Marc Galdes Sunday, 16 July 2023, 09:00 Last update: about 6 months ago

Commissioner for Standards in Public Life, Joseph Azzopardi, has penalised one minister, but has refused to investigate seven other complaints since his appointment four months ago.

Azzopardi was sworn in on 8 March and since then has received multiple complaints from individuals and NGOs, mainly from independent candidate Arnold Cassola.

The Standards Commissioner has jurisdiction over members of Parliament, including ministers and parliamentary secretaries and persons of trust. The role is to ensure that all these people abide by the rules of ethical conduct.


Cassola told The Malta Independent on Sunday: “While I have my doubts about certain decisions of the Standards Commissioner, I believe he is interpreting the law as it is and he is interpreting the letter of the law. So basically he is doing his work in a very legal way within strict legal parameters and maybe he is not giving importance to the human consequences of actions being taken.”          

Arguably, Azzopardi’s most controversial decision came recently when he chose not to investigate the Speaker of the House, Anglu Farrugia, after Cassola filed a complaint, as according to the commissioner there would be a conflict of interest since the Speaker presides over the Standards Committee, which oversees the commissioner’s report.

“This creates a contrast between the role of the Speaker and the role of the commissioner, which might be legally correct according to the word of the law, but the result of such action means that the Speaker is now above scrutiny. The result is that now a Speaker of the Maltese Parliament, whoever he is, can do whatever he wants right or wrong without ever being subjected to an investigation,” Cassola said.

The complaint was filed after Farrugia voted against the adoption of a report by former Commissioner George Hyzler in June 2022, which had found that 18 ministers breached ethics by using public funds for a partisan advert in the Labour Party’s newspaper.

The report found that the ministers were all in breach of four articles of the Ministerial Code of Ethics by spending €16,700 in public funds for a manifestly partisan scope, and had recommended that the money be paid back.

Cassola said there is a clear contradiction in this decision, with the Speaker completely dismissing a decision taken by the Standard Commissioner’s office.

“These are contradictions which come out, which unfortunately will not benefit the appropriateness of politicians’ behaviour in Maltese politics.”

“Remember that the law has also been made by parliamentarians who are interested in protecting themselves. The first major flaw of the law, on which both PN and PL agreed, is that any misbehaviour prior to October 2018 is not to be investigated. That's when they did the law,” Cassola said.

When the law was enacted, both sides of the House agreed that alleged misbehaviour can only be reported within a one-year period of it happening, not even from when it is discovered, Cassola added.

“Politicians who voted for that law, PN and PL in 2018, did everything to ensure that they would be investigated as little as possible.”

The only instance when Commissioner Azzopardi penalised a minister for breaching the code of ethics was over a Facebook-sponsored post advert by Finance Minister Clyde Caruana. The complaint was filed by Cassola in October 2022, at a time when the post of commissioner was vacant after the resignation of Hyzler. It was one of the first decisions made by Commissioner Azzopardi when he was appointed in March.

Since the advert, which included the name and photograph of the minister, the Commissioner concluded that this represented a breach of ethics. However, because the sponsored post cost less than €90, €83.90 to be precise, he said that the case was not of a grievous nature and only requested a public apology. Caruana formally apologised and, on his own initiative, paid the cost of the sponsored post.

PROVIDED INFORMATION →
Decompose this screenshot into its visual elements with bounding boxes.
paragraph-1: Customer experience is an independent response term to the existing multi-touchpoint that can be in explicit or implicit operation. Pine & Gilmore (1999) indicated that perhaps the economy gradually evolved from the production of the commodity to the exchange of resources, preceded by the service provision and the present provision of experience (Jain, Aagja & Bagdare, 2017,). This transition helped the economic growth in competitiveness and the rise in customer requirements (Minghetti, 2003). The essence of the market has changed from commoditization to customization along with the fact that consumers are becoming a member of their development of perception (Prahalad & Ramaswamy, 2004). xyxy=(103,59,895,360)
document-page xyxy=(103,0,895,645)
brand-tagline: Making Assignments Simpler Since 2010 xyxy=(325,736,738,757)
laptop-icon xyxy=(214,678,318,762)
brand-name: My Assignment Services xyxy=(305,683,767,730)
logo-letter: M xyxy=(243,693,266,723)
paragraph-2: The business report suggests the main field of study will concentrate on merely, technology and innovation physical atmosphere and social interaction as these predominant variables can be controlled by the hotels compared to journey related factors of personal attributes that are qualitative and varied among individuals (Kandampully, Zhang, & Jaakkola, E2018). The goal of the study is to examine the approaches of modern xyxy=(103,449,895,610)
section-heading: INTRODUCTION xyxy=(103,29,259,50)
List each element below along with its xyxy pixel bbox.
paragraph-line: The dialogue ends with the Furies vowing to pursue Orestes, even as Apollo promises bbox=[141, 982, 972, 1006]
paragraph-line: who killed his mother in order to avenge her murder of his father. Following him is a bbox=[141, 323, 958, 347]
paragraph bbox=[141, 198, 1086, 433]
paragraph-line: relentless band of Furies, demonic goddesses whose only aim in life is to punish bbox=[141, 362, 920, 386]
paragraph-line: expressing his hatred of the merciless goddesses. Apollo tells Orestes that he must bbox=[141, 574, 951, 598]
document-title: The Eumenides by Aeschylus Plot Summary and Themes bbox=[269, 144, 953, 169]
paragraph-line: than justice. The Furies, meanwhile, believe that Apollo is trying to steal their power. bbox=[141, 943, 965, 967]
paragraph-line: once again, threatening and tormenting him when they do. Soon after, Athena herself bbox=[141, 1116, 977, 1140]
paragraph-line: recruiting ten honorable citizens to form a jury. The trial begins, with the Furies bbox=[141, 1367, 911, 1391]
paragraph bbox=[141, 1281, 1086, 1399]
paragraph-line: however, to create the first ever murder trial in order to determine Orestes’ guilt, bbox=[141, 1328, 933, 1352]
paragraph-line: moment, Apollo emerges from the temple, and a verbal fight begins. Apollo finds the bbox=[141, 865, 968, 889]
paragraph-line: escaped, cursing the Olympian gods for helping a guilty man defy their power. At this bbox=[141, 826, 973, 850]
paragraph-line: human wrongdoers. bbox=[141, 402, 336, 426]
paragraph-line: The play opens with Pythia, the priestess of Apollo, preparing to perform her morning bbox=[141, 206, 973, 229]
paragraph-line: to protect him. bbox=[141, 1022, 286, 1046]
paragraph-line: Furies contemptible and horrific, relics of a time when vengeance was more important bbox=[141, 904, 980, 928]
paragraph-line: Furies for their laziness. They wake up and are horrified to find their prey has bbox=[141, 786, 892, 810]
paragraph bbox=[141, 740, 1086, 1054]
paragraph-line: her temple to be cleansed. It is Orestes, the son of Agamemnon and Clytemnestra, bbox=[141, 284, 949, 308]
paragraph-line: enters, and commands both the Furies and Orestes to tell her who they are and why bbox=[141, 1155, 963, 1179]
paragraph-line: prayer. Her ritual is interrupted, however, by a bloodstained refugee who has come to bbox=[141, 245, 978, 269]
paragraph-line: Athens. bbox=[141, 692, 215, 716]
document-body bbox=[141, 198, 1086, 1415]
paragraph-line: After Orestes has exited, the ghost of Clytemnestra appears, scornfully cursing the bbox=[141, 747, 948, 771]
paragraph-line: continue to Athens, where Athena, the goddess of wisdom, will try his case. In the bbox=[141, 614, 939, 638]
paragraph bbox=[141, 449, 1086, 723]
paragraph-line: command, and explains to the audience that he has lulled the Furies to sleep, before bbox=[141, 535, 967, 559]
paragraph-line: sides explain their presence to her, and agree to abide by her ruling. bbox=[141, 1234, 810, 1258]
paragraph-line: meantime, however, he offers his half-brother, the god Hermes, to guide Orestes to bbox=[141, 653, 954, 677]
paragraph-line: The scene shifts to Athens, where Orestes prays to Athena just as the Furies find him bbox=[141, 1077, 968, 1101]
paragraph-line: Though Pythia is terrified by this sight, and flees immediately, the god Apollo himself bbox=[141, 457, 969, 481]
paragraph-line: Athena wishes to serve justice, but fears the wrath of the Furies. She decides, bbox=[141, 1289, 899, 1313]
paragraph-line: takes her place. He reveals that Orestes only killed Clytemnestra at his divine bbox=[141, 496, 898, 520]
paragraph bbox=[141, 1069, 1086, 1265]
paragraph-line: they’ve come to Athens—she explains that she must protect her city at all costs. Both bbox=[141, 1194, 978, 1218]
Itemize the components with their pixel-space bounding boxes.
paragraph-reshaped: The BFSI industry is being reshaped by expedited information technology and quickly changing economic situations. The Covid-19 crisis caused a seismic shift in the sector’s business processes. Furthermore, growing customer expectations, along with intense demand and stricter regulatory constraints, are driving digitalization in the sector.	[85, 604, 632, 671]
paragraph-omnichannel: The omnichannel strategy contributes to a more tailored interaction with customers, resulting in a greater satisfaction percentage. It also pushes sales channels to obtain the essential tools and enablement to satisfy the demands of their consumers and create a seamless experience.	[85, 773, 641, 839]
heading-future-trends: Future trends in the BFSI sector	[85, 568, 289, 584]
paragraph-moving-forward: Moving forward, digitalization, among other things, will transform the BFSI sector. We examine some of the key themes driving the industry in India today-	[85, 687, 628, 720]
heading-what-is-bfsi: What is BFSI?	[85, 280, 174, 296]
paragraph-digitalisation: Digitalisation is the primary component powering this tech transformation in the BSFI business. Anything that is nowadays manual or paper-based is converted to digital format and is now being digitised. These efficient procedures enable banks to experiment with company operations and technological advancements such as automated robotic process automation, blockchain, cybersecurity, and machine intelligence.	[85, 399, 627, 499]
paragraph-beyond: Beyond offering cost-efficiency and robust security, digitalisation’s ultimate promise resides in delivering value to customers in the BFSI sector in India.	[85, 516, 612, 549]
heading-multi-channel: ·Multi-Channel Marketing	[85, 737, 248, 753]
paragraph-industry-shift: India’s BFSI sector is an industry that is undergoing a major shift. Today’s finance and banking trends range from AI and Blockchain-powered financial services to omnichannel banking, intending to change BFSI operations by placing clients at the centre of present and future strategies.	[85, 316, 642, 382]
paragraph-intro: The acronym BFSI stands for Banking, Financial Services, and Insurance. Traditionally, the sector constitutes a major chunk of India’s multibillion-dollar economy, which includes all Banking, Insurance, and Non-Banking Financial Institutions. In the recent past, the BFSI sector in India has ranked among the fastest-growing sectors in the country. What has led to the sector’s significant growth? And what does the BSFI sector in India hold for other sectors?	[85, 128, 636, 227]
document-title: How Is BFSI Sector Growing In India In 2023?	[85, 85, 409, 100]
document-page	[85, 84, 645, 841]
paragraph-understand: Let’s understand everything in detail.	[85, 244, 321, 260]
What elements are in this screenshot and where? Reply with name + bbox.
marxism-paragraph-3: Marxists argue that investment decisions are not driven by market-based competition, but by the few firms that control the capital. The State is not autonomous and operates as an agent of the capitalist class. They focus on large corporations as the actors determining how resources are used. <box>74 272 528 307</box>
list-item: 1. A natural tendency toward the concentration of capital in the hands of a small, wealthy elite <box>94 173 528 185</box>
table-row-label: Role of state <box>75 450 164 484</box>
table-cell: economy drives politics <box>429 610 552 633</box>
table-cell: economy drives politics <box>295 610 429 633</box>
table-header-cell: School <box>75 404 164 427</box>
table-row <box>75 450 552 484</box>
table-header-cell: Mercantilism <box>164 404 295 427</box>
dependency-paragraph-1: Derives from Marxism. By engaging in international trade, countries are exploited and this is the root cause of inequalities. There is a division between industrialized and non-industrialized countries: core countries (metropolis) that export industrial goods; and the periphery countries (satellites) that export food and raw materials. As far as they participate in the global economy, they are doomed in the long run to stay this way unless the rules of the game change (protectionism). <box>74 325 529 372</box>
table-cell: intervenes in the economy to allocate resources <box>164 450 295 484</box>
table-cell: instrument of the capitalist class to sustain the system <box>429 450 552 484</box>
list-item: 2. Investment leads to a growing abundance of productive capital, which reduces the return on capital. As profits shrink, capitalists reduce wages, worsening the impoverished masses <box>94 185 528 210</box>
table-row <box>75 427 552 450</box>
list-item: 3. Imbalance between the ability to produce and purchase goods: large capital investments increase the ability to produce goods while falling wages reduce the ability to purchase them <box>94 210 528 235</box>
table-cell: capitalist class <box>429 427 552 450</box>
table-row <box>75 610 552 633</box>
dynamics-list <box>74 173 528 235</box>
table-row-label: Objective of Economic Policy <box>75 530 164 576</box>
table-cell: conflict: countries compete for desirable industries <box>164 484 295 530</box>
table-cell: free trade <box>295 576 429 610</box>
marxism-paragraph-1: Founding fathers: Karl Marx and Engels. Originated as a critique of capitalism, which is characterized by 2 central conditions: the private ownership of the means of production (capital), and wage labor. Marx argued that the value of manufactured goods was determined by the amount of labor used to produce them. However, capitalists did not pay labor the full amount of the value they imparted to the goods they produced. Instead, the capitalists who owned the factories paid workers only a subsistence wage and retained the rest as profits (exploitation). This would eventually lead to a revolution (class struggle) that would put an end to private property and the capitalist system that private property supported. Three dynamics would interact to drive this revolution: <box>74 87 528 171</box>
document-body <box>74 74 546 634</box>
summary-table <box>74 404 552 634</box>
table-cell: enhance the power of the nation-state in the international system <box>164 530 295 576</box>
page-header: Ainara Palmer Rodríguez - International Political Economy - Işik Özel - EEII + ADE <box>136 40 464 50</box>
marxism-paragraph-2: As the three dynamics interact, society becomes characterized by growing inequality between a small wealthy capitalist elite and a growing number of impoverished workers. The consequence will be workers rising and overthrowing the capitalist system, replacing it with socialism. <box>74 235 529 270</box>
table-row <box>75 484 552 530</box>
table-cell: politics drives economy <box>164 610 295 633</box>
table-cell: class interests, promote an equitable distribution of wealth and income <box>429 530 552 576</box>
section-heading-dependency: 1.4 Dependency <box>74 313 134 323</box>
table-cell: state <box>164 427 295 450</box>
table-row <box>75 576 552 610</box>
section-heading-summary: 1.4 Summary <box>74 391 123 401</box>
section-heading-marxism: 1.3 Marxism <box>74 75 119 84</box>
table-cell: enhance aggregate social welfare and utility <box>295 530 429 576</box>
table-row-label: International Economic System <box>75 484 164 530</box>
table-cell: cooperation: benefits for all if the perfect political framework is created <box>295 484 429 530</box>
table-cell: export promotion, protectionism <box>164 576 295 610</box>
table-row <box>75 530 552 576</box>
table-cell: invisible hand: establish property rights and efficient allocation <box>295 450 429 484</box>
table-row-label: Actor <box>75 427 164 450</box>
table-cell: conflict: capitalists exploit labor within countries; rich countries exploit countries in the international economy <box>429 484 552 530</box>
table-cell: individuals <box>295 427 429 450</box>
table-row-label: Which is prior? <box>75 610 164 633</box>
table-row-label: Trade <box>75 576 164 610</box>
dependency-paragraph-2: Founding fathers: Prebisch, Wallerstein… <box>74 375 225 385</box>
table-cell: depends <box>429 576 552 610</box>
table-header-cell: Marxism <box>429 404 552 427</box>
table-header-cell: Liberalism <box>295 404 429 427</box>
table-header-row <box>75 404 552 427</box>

STATED GOAL → Return the passage of the article on the Standards Commissioner starting at "Commissioner for Standards" and ending at "candidate Arnold Cassola.", copied word for word.

PROBLEM SOLUTION →
Commissioner for Standards in Public Life, Joseph Azzopardi, has penalised one minister, but has refused to investigate seven other complaints since his appointment four months ago.

Azzopardi was sworn in on 8 March and since then has received multiple complaints from individuals and NGOs, mainly from independent candidate Arnold Cassola.